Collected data
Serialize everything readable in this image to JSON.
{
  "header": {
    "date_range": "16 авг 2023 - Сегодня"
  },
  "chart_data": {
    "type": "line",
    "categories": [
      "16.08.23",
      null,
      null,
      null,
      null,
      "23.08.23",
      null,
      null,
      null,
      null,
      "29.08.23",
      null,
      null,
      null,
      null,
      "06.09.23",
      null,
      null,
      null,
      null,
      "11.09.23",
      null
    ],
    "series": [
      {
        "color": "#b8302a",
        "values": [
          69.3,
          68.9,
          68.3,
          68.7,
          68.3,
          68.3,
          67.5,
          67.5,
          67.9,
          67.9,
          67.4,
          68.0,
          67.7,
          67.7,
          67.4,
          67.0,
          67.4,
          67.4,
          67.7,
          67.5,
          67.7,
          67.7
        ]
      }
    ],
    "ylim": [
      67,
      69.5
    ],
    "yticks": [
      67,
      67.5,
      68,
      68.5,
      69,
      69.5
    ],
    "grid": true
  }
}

---

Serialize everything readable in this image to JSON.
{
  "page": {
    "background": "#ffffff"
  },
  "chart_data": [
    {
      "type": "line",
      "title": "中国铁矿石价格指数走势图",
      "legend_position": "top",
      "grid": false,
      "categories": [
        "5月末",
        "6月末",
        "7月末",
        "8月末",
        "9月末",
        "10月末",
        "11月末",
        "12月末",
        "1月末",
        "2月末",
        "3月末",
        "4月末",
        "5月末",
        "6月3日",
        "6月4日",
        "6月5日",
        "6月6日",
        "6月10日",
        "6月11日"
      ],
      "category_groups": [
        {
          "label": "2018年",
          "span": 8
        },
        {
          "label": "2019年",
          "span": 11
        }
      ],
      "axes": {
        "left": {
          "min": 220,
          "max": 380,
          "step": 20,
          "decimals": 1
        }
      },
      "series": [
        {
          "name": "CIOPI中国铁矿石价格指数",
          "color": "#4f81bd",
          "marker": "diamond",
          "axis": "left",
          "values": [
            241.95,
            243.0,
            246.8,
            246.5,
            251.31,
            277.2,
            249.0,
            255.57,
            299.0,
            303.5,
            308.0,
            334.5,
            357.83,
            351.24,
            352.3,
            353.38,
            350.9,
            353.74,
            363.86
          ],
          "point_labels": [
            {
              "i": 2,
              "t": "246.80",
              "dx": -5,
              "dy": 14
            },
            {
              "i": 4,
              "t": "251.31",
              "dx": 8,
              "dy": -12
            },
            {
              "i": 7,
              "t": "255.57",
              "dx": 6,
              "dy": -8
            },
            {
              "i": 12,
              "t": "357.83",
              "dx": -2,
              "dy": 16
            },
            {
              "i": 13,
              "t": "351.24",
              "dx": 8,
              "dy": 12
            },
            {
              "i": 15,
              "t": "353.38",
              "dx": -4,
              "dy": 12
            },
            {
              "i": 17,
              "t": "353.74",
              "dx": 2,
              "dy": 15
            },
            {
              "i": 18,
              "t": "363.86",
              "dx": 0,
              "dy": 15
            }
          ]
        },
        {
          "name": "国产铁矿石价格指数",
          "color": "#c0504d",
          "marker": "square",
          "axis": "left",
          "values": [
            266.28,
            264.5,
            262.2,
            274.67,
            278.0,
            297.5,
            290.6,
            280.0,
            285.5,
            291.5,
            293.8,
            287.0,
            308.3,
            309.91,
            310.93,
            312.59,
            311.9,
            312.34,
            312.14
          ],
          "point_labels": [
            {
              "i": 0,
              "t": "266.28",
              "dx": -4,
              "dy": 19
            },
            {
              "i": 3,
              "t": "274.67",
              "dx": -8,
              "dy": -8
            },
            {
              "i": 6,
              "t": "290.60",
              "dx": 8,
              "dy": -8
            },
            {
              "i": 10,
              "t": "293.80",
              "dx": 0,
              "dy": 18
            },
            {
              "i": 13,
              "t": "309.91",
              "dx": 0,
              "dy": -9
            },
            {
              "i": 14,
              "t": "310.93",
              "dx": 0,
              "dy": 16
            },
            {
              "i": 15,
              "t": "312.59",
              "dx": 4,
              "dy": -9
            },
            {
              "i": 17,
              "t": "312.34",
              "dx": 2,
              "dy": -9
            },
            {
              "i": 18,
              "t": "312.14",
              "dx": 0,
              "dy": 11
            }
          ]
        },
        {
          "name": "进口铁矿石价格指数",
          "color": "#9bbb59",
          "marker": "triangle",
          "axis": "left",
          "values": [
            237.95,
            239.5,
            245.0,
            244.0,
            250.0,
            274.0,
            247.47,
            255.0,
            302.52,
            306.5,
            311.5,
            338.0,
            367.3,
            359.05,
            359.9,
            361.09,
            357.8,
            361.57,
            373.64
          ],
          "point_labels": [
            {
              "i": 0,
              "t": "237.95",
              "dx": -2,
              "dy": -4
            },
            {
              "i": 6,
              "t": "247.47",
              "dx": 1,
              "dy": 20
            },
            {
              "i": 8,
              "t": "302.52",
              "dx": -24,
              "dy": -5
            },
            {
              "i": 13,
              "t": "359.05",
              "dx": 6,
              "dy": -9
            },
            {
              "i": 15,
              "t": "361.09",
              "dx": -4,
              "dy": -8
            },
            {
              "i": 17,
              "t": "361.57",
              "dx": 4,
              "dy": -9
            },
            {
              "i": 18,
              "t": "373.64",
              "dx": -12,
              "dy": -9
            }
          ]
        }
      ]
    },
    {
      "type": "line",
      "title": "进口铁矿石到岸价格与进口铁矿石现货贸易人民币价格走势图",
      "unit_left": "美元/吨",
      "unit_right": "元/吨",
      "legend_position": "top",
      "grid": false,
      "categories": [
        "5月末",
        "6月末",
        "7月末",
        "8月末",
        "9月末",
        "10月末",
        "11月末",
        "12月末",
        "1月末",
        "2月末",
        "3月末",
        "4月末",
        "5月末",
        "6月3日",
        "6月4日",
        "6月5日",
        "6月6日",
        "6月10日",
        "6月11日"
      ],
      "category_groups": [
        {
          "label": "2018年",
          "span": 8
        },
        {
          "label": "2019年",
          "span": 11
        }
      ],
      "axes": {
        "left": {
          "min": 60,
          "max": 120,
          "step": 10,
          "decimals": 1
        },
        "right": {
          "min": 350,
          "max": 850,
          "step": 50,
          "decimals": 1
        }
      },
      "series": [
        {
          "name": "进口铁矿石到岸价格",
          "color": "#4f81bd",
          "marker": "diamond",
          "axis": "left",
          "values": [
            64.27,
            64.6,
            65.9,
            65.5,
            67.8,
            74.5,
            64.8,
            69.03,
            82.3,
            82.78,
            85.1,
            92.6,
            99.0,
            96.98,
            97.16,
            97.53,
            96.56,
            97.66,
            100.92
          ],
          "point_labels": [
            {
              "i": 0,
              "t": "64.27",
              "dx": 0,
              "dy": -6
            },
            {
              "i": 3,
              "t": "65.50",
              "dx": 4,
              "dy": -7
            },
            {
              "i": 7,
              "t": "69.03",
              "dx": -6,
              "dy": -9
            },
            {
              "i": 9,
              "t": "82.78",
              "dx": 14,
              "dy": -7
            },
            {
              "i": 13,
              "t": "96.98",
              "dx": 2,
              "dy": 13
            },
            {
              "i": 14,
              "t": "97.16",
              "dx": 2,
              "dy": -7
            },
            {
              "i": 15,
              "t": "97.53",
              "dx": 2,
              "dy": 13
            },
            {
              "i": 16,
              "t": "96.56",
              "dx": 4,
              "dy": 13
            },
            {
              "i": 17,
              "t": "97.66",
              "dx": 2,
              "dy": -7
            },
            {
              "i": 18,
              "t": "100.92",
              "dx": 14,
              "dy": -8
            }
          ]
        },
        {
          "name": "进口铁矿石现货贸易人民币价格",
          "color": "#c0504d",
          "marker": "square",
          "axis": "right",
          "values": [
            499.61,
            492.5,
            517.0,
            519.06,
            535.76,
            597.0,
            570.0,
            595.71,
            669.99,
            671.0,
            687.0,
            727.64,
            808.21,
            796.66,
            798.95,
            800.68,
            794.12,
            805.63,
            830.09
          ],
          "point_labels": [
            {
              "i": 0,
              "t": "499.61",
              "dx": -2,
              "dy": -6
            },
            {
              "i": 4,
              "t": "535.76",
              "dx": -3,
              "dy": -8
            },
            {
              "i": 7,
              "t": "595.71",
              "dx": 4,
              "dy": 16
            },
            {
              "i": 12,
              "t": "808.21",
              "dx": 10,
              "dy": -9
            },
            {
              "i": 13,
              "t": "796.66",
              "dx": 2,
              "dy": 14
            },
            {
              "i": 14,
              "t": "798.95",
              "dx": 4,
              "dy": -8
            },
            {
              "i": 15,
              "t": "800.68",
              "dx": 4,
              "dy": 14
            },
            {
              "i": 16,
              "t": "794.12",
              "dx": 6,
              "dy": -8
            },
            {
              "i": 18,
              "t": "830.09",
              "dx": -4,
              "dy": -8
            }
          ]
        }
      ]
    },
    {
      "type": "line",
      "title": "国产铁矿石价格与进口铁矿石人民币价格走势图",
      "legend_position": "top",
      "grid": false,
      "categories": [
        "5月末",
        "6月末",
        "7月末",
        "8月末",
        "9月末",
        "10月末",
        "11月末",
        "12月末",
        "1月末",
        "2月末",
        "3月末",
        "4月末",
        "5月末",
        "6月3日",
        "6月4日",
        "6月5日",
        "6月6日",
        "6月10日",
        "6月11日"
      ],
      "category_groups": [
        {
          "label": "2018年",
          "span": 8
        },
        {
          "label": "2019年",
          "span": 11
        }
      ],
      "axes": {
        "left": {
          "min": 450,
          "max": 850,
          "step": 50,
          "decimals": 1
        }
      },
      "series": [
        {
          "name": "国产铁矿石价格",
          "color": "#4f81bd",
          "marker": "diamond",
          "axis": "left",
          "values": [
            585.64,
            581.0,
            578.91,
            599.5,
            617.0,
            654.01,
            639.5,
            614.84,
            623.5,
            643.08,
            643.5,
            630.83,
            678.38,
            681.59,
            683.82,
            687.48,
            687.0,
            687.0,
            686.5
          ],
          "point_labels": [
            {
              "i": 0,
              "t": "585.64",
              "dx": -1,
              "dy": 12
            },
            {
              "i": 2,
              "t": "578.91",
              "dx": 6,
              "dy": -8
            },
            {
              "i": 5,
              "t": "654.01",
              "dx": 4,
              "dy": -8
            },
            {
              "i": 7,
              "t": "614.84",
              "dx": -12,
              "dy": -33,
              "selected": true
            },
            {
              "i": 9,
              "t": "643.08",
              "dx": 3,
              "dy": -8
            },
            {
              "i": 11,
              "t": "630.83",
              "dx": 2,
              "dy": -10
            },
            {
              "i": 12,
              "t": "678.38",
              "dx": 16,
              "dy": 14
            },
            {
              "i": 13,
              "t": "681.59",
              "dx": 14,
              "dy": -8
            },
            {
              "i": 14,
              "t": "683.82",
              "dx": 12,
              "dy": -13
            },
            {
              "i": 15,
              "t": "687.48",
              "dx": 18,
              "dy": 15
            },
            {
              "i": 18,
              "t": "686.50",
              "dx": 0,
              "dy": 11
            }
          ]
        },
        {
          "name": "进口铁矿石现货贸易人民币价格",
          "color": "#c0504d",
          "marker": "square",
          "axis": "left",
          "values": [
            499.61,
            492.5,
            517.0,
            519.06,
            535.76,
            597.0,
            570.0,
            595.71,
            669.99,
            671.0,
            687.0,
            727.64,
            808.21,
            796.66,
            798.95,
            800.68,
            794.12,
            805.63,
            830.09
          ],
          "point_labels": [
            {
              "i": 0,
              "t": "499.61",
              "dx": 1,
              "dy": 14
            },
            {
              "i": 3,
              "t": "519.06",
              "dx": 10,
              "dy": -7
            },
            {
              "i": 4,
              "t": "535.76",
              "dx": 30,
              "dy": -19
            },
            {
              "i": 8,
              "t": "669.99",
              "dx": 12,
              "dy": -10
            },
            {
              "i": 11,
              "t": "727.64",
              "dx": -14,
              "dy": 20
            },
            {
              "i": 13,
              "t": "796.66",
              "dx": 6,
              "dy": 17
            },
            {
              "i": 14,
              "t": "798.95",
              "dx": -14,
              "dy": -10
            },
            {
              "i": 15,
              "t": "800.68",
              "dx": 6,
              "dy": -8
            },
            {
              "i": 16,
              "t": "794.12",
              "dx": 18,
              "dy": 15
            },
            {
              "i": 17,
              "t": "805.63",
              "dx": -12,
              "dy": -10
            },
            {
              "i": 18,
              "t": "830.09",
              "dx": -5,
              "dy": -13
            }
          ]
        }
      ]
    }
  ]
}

---

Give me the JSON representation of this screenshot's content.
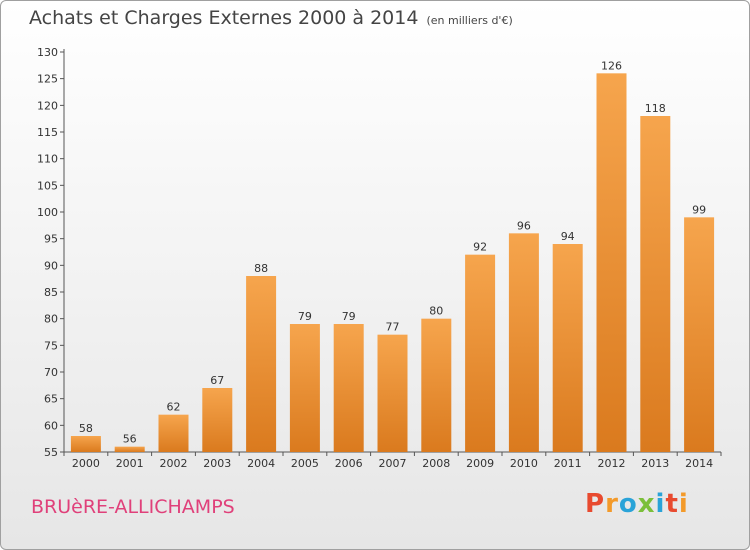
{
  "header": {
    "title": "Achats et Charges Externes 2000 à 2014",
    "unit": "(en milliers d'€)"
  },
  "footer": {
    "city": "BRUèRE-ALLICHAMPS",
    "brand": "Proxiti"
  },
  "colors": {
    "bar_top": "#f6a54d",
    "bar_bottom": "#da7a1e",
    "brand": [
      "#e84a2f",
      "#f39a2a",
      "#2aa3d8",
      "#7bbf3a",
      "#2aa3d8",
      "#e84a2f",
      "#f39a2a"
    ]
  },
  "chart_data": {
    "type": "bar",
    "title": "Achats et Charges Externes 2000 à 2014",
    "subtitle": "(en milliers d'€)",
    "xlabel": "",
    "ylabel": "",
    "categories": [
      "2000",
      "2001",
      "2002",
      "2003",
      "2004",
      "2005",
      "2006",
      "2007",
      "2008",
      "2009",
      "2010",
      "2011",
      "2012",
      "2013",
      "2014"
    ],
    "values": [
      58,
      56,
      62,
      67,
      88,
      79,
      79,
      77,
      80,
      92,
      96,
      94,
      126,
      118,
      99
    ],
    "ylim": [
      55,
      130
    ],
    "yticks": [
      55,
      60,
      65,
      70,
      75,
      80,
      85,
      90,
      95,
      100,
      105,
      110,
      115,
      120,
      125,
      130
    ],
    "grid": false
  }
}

▶ What you are asked to do
From the records given above, copy all lines containing "name".

▶ Problem solution
          "name": "CIOPI中国铁矿石价格指数",
          "name": "国产铁矿石价格指数",
          "name": "进口铁矿石价格指数",
          "name": "进口铁矿石到岸价格",
          "name": "进口铁矿石现货贸易人民币价格",
          "name": "国产铁矿石价格",
          "name": "进口铁矿石现货贸易人民币价格",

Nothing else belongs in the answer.